> _Exercise details_
Repeat every entry word for word, skipping the pictures.

[Structured figure records]
========================

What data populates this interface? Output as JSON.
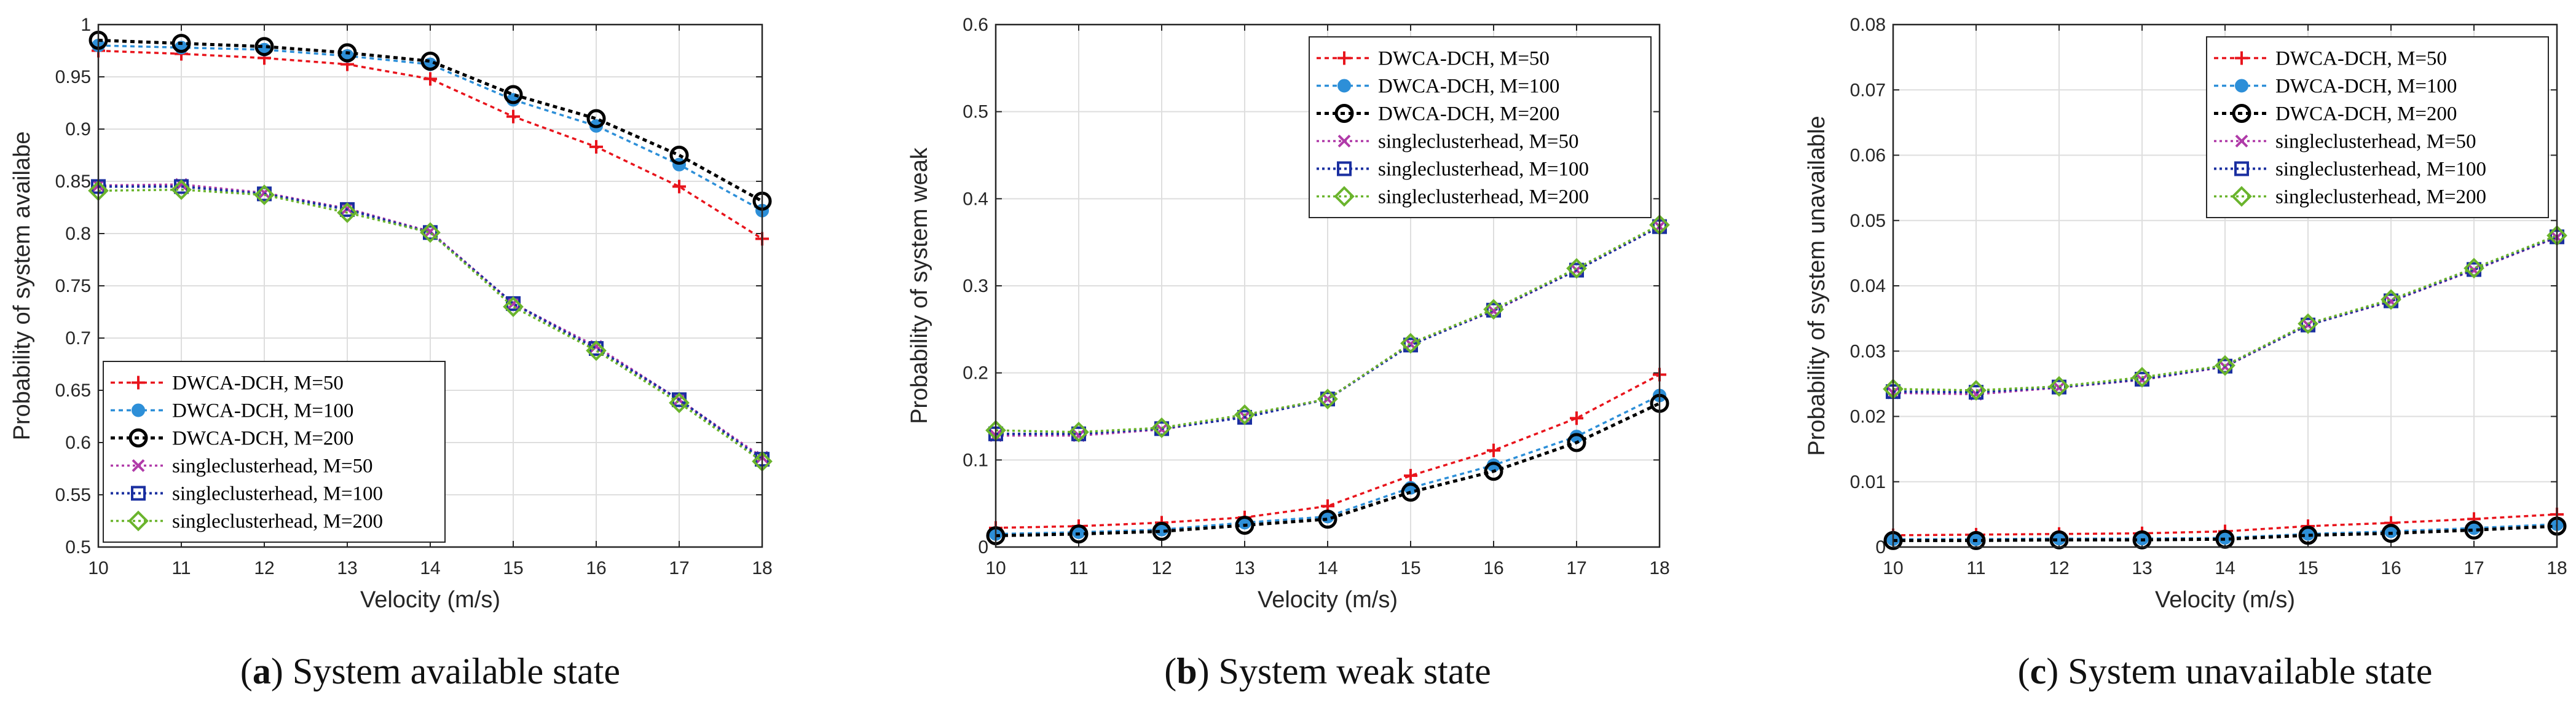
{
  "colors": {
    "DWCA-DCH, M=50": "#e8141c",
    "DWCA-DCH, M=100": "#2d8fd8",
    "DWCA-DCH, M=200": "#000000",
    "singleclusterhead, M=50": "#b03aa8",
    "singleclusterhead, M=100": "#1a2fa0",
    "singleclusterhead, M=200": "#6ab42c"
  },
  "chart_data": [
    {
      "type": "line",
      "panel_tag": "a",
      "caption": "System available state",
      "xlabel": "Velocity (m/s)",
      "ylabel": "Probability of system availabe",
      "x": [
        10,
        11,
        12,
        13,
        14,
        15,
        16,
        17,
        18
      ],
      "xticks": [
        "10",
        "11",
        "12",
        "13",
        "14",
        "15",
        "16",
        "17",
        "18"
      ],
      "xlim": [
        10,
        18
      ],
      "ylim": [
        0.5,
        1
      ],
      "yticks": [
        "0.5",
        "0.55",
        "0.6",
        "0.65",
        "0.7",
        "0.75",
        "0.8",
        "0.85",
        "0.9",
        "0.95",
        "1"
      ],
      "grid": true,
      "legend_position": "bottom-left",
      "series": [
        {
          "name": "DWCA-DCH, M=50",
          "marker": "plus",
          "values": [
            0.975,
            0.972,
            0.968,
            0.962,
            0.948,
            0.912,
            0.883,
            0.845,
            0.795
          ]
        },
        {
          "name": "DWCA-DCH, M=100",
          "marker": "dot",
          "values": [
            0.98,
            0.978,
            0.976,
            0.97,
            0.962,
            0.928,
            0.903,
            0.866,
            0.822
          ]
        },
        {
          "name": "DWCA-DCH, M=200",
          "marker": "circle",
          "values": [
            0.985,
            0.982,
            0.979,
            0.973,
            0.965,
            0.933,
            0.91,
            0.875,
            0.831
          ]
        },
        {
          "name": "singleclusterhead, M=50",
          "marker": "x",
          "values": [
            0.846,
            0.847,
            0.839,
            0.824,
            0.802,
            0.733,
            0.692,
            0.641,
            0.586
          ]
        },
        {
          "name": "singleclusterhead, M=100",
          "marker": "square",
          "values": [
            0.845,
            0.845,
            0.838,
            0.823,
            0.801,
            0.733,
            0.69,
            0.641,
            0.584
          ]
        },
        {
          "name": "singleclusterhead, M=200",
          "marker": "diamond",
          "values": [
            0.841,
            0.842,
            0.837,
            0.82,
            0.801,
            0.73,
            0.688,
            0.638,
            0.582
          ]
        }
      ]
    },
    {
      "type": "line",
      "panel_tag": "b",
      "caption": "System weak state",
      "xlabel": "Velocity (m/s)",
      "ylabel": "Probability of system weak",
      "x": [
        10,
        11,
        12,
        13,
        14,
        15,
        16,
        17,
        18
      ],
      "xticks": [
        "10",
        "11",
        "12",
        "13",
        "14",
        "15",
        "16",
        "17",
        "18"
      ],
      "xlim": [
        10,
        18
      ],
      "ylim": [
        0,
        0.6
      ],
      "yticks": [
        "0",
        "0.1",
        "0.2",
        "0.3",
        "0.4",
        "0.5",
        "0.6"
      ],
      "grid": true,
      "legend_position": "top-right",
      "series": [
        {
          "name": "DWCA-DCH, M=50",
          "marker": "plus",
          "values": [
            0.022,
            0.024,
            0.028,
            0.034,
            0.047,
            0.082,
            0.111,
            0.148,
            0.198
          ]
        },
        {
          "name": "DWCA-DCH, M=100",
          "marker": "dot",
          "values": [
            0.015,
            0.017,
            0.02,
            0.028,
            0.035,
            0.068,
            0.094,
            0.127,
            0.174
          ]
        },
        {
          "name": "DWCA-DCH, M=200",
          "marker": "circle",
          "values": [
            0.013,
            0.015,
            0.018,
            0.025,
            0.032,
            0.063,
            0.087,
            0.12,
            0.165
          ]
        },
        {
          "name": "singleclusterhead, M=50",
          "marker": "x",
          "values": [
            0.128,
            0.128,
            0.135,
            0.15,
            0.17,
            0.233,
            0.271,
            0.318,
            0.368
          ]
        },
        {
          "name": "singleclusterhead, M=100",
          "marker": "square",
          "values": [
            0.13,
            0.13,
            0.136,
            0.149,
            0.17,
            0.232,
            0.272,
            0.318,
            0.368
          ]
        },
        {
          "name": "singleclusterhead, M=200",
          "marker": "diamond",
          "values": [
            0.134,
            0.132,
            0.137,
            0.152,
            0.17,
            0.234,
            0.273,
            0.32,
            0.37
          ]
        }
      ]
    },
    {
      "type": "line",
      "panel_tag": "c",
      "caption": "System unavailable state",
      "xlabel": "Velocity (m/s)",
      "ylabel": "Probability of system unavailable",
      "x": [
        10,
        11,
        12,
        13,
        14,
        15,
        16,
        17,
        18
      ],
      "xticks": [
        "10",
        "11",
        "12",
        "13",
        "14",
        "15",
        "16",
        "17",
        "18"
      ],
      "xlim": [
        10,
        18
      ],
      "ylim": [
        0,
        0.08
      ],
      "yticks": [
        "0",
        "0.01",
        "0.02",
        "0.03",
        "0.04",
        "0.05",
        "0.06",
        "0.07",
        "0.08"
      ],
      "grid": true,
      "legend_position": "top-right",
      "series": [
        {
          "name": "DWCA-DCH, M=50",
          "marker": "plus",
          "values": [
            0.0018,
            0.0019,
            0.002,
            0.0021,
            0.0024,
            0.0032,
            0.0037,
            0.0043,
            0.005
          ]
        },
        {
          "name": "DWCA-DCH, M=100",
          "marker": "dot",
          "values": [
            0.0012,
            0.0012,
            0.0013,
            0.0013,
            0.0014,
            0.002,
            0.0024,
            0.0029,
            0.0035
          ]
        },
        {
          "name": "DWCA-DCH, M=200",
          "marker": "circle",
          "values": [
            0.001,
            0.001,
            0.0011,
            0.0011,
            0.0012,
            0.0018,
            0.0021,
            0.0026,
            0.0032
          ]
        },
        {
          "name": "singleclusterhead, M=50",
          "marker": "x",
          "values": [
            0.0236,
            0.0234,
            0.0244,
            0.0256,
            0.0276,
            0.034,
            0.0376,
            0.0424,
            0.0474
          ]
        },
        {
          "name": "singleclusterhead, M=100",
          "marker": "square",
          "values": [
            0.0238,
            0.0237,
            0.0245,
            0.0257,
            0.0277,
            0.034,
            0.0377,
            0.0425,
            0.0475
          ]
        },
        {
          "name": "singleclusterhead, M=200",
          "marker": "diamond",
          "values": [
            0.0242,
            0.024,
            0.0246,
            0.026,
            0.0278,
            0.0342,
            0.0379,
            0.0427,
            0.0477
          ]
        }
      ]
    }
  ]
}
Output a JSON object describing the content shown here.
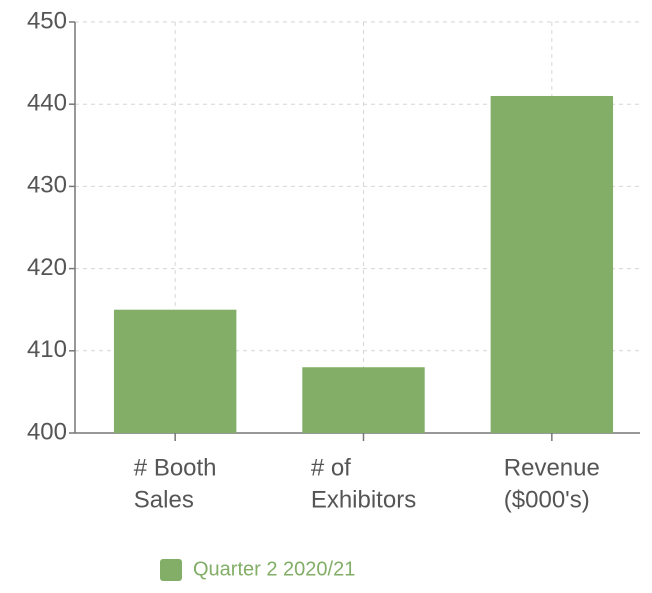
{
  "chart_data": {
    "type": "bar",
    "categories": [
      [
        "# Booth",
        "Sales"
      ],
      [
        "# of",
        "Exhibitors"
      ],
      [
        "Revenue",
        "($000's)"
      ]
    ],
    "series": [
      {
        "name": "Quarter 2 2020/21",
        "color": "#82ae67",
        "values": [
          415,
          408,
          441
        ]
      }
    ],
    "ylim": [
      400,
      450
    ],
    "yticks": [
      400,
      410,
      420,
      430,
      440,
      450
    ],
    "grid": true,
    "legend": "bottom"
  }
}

========================

> _Response to this exercise_
What data populates this interface? Output as JSON.
{
  "colors": {
    "DWCA-DCH, M=50": "#e8141c",
    "DWCA-DCH, M=100": "#2d8fd8",
    "DWCA-DCH, M=200": "#000000",
    "singleclusterhead, M=50": "#b03aa8",
    "singleclusterhead, M=100": "#1a2fa0",
    "singleclusterhead, M=200": "#6ab42c"
  },
  "chart_data": [
    {
      "type": "line",
      "panel_tag": "a",
      "caption": "System available state",
      "xlabel": "Velocity (m/s)",
      "ylabel": "Probability of system availabe",
      "x": [
        10,
        11,
        12,
        13,
        14,
        15,
        16,
        17,
        18
      ],
      "xticks": [
        "10",
        "11",
        "12",
        "13",
        "14",
        "15",
        "16",
        "17",
        "18"
      ],
      "xlim": [
        10,
        18
      ],
      "ylim": [
        0.5,
        1
      ],
      "yticks": [
        "0.5",
        "0.55",
        "0.6",
        "0.65",
        "0.7",
        "0.75",
        "0.8",
        "0.85",
        "0.9",
        "0.95",
        "1"
      ],
      "grid": true,
      "legend_position": "bottom-left",
      "series": [
        {
          "name": "DWCA-DCH, M=50",
          "marker": "plus",
          "values": [
            0.975,
            0.972,
            0.968,
            0.962,
            0.948,
            0.912,
            0.883,
            0.845,
            0.795
          ]
        },
        {
          "name": "DWCA-DCH, M=100",
          "marker": "dot",
          "values": [
            0.98,
            0.978,
            0.976,
            0.97,
            0.962,
            0.928,
            0.903,
            0.866,
            0.822
          ]
        },
        {
          "name": "DWCA-DCH, M=200",
          "marker": "circle",
          "values": [
            0.985,
            0.982,
            0.979,
            0.973,
            0.965,
            0.933,
            0.91,
            0.875,
            0.831
          ]
        },
        {
          "name": "singleclusterhead, M=50",
          "marker": "x",
          "values": [
            0.846,
            0.847,
            0.839,
            0.824,
            0.802,
            0.733,
            0.692,
            0.641,
            0.586
          ]
        },
        {
          "name": "singleclusterhead, M=100",
          "marker": "square",
          "values": [
            0.845,
            0.845,
            0.838,
            0.823,
            0.801,
            0.733,
            0.69,
            0.641,
            0.584
          ]
        },
        {
          "name": "singleclusterhead, M=200",
          "marker": "diamond",
          "values": [
            0.841,
            0.842,
            0.837,
            0.82,
            0.801,
            0.73,
            0.688,
            0.638,
            0.582
          ]
        }
      ]
    },
    {
      "type": "line",
      "panel_tag": "b",
      "caption": "System weak state",
      "xlabel": "Velocity (m/s)",
      "ylabel": "Probability of system weak",
      "x": [
        10,
        11,
        12,
        13,
        14,
        15,
        16,
        17,
        18
      ],
      "xticks": [
        "10",
        "11",
        "12",
        "13",
        "14",
        "15",
        "16",
        "17",
        "18"
      ],
      "xlim": [
        10,
        18
      ],
      "ylim": [
        0,
        0.6
      ],
      "yticks": [
        "0",
        "0.1",
        "0.2",
        "0.3",
        "0.4",
        "0.5",
        "0.6"
      ],
      "grid": true,
      "legend_position": "top-right",
      "series": [
        {
          "name": "DWCA-DCH, M=50",
          "marker": "plus",
          "values": [
            0.022,
            0.024,
            0.028,
            0.034,
            0.047,
            0.082,
            0.111,
            0.148,
            0.198
          ]
        },
        {
          "name": "DWCA-DCH, M=100",
          "marker": "dot",
          "values": [
            0.015,
            0.017,
            0.02,
            0.028,
            0.035,
            0.068,
            0.094,
            0.127,
            0.174
          ]
        },
        {
          "name": "DWCA-DCH, M=200",
          "marker": "circle",
          "values": [
            0.013,
            0.015,
            0.018,
            0.025,
            0.032,
            0.063,
            0.087,
            0.12,
            0.165
          ]
        },
        {
          "name": "singleclusterhead, M=50",
          "marker": "x",
          "values": [
            0.128,
            0.128,
            0.135,
            0.15,
            0.17,
            0.233,
            0.271,
            0.318,
            0.368
          ]
        },
        {
          "name": "singleclusterhead, M=100",
          "marker": "square",
          "values": [
            0.13,
            0.13,
            0.136,
            0.149,
            0.17,
            0.232,
            0.272,
            0.318,
            0.368
          ]
        },
        {
          "name": "singleclusterhead, M=200",
          "marker": "diamond",
          "values": [
            0.134,
            0.132,
            0.137,
            0.152,
            0.17,
            0.234,
            0.273,
            0.32,
            0.37
          ]
        }
      ]
    },
    {
      "type": "line",
      "panel_tag": "c",
      "caption": "System unavailable state",
      "xlabel": "Velocity (m/s)",
      "ylabel": "Probability of system unavailable",
      "x": [
        10,
        11,
        12,
        13,
        14,
        15,
        16,
        17,
        18
      ],
      "xticks": [
        "10",
        "11",
        "12",
        "13",
        "14",
        "15",
        "16",
        "17",
        "18"
      ],
      "xlim": [
        10,
        18
      ],
      "ylim": [
        0,
        0.08
      ],
      "yticks": [
        "0",
        "0.01",
        "0.02",
        "0.03",
        "0.04",
        "0.05",
        "0.06",
        "0.07",
        "0.08"
      ],
      "grid": true,
      "legend_position": "top-right",
      "series": [
        {
          "name": "DWCA-DCH, M=50",
          "marker": "plus",
          "values": [
            0.0018,
            0.0019,
            0.002,
            0.0021,
            0.0024,
            0.0032,
            0.0037,
            0.0043,
            0.005
          ]
        },
        {
          "name": "DWCA-DCH, M=100",
          "marker": "dot",
          "values": [
            0.0012,
            0.0012,
            0.0013,
            0.0013,
            0.0014,
            0.002,
            0.0024,
            0.0029,
            0.0035
          ]
        },
        {
          "name": "DWCA-DCH, M=200",
          "marker": "circle",
          "values": [
            0.001,
            0.001,
            0.0011,
            0.0011,
            0.0012,
            0.0018,
            0.0021,
            0.0026,
            0.0032
          ]
        },
        {
          "name": "singleclusterhead, M=50",
          "marker": "x",
          "values": [
            0.0236,
            0.0234,
            0.0244,
            0.0256,
            0.0276,
            0.034,
            0.0376,
            0.0424,
            0.0474
          ]
        },
        {
          "name": "singleclusterhead, M=100",
          "marker": "square",
          "values": [
            0.0238,
            0.0237,
            0.0245,
            0.0257,
            0.0277,
            0.034,
            0.0377,
            0.0425,
            0.0475
          ]
        },
        {
          "name": "singleclusterhead, M=200",
          "marker": "diamond",
          "values": [
            0.0242,
            0.024,
            0.0246,
            0.026,
            0.0278,
            0.0342,
            0.0379,
            0.0427,
            0.0477
          ]
        }
      ]
    }
  ]
}
Output a JSON object describing the content shown here.
{
  "chart_data": {
    "type": "bar",
    "categories": [
      [
        "# Booth",
        "Sales"
      ],
      [
        "# of",
        "Exhibitors"
      ],
      [
        "Revenue",
        "($000's)"
      ]
    ],
    "series": [
      {
        "name": "Quarter 2 2020/21",
        "color": "#82ae67",
        "values": [
          415,
          408,
          441
        ]
      }
    ],
    "ylim": [
      400,
      450
    ],
    "yticks": [
      400,
      410,
      420,
      430,
      440,
      450
    ],
    "grid": true,
    "legend": "bottom"
  }
}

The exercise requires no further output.